*STATED EXERCISE*:
Extract each line containing the string "Durango".

*DATA LISTING*:
____________

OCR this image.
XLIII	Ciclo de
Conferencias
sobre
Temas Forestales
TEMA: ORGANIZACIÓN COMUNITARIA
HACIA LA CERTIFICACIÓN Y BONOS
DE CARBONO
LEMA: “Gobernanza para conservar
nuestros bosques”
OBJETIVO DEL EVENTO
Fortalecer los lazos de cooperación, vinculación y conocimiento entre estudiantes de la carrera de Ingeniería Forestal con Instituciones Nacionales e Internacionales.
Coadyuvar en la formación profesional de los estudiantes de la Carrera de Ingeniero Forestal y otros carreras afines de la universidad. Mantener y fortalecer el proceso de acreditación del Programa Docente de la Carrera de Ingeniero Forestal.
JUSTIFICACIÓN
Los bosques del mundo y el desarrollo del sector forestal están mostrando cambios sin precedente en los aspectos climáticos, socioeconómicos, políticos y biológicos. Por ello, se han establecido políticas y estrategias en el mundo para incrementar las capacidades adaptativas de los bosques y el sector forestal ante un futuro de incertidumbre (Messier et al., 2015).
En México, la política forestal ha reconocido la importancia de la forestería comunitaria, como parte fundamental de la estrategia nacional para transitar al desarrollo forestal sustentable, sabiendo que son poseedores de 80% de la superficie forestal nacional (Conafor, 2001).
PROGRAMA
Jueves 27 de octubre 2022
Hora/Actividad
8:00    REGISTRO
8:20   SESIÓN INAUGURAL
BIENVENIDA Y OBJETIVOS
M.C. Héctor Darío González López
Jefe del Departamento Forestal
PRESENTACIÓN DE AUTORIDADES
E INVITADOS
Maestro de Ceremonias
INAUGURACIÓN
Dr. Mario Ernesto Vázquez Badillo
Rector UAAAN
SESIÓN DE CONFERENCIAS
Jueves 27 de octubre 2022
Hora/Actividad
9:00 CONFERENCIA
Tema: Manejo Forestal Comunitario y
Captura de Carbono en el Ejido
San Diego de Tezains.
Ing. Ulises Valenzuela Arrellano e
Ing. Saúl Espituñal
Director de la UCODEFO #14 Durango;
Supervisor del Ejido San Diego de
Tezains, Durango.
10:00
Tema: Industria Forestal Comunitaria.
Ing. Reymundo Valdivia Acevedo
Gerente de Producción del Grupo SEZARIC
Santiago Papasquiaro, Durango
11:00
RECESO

____________

*TASK SOLUTION*:
Director de la UCODEFO #14 Durango;
Tezains, Durango.
Santiago Papasquiaro, Durango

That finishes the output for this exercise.